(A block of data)
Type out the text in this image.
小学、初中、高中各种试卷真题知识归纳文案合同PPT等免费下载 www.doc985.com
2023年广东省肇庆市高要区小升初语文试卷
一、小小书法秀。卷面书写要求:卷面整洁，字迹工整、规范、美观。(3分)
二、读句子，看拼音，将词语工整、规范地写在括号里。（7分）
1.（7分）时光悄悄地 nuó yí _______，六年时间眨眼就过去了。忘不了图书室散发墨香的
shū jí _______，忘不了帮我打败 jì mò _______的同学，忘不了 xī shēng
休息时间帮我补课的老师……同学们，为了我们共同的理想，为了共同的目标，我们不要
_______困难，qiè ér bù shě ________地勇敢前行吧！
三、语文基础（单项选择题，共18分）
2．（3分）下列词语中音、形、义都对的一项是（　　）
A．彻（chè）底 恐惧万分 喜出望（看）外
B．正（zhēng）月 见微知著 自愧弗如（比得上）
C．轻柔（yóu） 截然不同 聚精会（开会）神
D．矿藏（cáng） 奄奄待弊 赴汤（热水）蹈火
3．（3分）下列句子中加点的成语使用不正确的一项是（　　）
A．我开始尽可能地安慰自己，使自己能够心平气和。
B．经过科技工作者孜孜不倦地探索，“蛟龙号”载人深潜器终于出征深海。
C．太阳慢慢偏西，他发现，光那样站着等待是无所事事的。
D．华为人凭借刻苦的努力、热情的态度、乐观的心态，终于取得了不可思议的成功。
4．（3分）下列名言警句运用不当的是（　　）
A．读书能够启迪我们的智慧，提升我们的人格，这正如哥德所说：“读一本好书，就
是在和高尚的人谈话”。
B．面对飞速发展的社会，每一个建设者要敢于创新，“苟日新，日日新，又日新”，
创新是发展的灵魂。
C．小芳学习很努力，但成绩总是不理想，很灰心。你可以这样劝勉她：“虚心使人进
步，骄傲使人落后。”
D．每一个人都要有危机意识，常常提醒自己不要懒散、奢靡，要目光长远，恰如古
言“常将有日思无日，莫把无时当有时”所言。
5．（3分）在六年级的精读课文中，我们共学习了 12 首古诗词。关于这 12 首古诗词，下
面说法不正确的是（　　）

◆ **WHAT THIS TASK INVOLVES**: Repeat the data above exactly.

◆ **THE REPLY**:
Type out the text in this image.
小学、初中、高中各种试卷真题知识归纳文案合同PPT等免费下载 www.doc985.com
2023年广东省肇庆市高要区小升初语文试卷
一、小小书法秀。卷面书写要求:卷面整洁，字迹工整、规范、美观。(3分)
二、读句子，看拼音，将词语工整、规范地写在括号里。（7分）
1.（7分）时光悄悄地 nuó yí _______，六年时间眨眼就过去了。忘不了图书室散发墨香的
shū jí _______，忘不了帮我打败 jì mò _______的同学，忘不了 xī shēng
休息时间帮我补课的老师……同学们，为了我们共同的理想，为了共同的目标，我们不要
_______困难，qiè ér bù shě ________地勇敢前行吧！
三、语文基础（单项选择题，共18分）
2．（3分）下列词语中音、形、义都对的一项是（　　）
A．彻（chè）底 恐惧万分 喜出望（看）外
B．正（zhēng）月 见微知著 自愧弗如（比得上）
C．轻柔（yóu） 截然不同 聚精会（开会）神
D．矿藏（cáng） 奄奄待弊 赴汤（热水）蹈火
3．（3分）下列句子中加点的成语使用不正确的一项是（　　）
A．我开始尽可能地安慰自己，使自己能够心平气和。
B．经过科技工作者孜孜不倦地探索，“蛟龙号”载人深潜器终于出征深海。
C．太阳慢慢偏西，他发现，光那样站着等待是无所事事的。
D．华为人凭借刻苦的努力、热情的态度、乐观的心态，终于取得了不可思议的成功。
4．（3分）下列名言警句运用不当的是（　　）
A．读书能够启迪我们的智慧，提升我们的人格，这正如哥德所说：“读一本好书，就
是在和高尚的人谈话”。
B．面对飞速发展的社会，每一个建设者要敢于创新，“苟日新，日日新，又日新”，
创新是发展的灵魂。
C．小芳学习很努力，但成绩总是不理想，很灰心。你可以这样劝勉她：“虚心使人进
步，骄傲使人落后。”
D．每一个人都要有危机意识，常常提醒自己不要懒散、奢靡，要目光长远，恰如古
言“常将有日思无日，莫把无时当有时”所言。
5．（3分）在六年级的精读课文中，我们共学习了 12 首古诗词。关于这 12 首古诗词，下
面说法不正确的是（　　）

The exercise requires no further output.